OBJECTIVE –
Reproduce the listing below without any change.

>>>

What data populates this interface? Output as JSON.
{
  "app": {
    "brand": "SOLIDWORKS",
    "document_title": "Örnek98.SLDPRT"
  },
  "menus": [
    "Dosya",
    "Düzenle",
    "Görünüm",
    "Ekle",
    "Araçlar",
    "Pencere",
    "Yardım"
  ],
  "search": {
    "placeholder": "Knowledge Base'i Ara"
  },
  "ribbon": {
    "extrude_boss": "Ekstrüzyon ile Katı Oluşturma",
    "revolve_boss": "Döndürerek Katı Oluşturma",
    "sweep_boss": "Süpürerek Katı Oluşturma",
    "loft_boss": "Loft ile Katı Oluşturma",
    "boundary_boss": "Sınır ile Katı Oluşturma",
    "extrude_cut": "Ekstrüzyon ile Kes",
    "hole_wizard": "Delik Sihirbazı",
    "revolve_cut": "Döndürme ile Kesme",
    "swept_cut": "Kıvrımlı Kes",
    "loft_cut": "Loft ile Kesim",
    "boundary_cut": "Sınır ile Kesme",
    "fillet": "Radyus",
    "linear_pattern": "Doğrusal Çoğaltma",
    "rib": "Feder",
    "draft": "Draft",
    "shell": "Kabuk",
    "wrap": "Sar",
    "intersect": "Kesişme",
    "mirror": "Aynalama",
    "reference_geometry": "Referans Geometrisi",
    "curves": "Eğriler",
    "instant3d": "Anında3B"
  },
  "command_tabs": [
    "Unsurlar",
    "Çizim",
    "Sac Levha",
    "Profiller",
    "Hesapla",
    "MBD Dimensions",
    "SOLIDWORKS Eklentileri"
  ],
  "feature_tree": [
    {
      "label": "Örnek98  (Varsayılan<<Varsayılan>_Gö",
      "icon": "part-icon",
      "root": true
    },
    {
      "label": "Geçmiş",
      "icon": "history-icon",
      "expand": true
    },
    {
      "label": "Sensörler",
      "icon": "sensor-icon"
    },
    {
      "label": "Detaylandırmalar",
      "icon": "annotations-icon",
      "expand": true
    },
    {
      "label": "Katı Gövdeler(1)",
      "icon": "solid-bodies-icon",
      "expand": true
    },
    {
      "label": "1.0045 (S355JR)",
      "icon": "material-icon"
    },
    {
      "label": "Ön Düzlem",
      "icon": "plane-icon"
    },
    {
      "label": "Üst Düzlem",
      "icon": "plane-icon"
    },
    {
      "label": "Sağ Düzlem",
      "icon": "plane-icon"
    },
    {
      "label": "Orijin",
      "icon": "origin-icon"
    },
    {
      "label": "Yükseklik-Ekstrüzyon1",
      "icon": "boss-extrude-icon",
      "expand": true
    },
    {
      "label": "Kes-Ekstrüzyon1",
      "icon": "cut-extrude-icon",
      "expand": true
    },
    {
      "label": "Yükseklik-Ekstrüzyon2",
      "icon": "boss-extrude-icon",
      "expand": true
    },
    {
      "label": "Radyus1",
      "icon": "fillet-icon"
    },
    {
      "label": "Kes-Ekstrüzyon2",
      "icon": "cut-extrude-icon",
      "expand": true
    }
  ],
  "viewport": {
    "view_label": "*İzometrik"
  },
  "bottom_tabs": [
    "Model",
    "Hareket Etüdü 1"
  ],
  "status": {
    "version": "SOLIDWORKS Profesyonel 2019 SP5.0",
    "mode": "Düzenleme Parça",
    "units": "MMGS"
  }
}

<<<

WRITTEN RESPONSE –
What data populates this interface? Output as JSON.
{
  "app": {
    "brand": "SOLIDWORKS",
    "document_title": "Örnek98.SLDPRT"
  },
  "menus": [
    "Dosya",
    "Düzenle",
    "Görünüm",
    "Ekle",
    "Araçlar",
    "Pencere",
    "Yardım"
  ],
  "search": {
    "placeholder": "Knowledge Base'i Ara"
  },
  "ribbon": {
    "extrude_boss": "Ekstrüzyon ile Katı Oluşturma",
    "revolve_boss": "Döndürerek Katı Oluşturma",
    "sweep_boss": "Süpürerek Katı Oluşturma",
    "loft_boss": "Loft ile Katı Oluşturma",
    "boundary_boss": "Sınır ile Katı Oluşturma",
    "extrude_cut": "Ekstrüzyon ile Kes",
    "hole_wizard": "Delik Sihirbazı",
    "revolve_cut": "Döndürme ile Kesme",
    "swept_cut": "Kıvrımlı Kes",
    "loft_cut": "Loft ile Kesim",
    "boundary_cut": "Sınır ile Kesme",
    "fillet": "Radyus",
    "linear_pattern": "Doğrusal Çoğaltma",
    "rib": "Feder",
    "draft": "Draft",
    "shell": "Kabuk",
    "wrap": "Sar",
    "intersect": "Kesişme",
    "mirror": "Aynalama",
    "reference_geometry": "Referans Geometrisi",
    "curves": "Eğriler",
    "instant3d": "Anında3B"
  },
  "command_tabs": [
    "Unsurlar",
    "Çizim",
    "Sac Levha",
    "Profiller",
    "Hesapla",
    "MBD Dimensions",
    "SOLIDWORKS Eklentileri"
  ],
  "feature_tree": [
    {
      "label": "Örnek98  (Varsayılan<<Varsayılan>_Gö",
      "icon": "part-icon",
      "root": true
    },
    {
      "label": "Geçmiş",
      "icon": "history-icon",
      "expand": true
    },
    {
      "label": "Sensörler",
      "icon": "sensor-icon"
    },
    {
      "label": "Detaylandırmalar",
      "icon": "annotations-icon",
      "expand": true
    },
    {
      "label": "Katı Gövdeler(1)",
      "icon": "solid-bodies-icon",
      "expand": true
    },
    {
      "label": "1.0045 (S355JR)",
      "icon": "material-icon"
    },
    {
      "label": "Ön Düzlem",
      "icon": "plane-icon"
    },
    {
      "label": "Üst Düzlem",
      "icon": "plane-icon"
    },
    {
      "label": "Sağ Düzlem",
      "icon": "plane-icon"
    },
    {
      "label": "Orijin",
      "icon": "origin-icon"
    },
    {
      "label": "Yükseklik-Ekstrüzyon1",
      "icon": "boss-extrude-icon",
      "expand": true
    },
    {
      "label": "Kes-Ekstrüzyon1",
      "icon": "cut-extrude-icon",
      "expand": true
    },
    {
      "label": "Yükseklik-Ekstrüzyon2",
      "icon": "boss-extrude-icon",
      "expand": true
    },
    {
      "label": "Radyus1",
      "icon": "fillet-icon"
    },
    {
      "label": "Kes-Ekstrüzyon2",
      "icon": "cut-extrude-icon",
      "expand": true
    }
  ],
  "viewport": {
    "view_label": "*İzometrik"
  },
  "bottom_tabs": [
    "Model",
    "Hareket Etüdü 1"
  ],
  "status": {
    "version": "SOLIDWORKS Profesyonel 2019 SP5.0",
    "mode": "Düzenleme Parça",
    "units": "MMGS"
  }
}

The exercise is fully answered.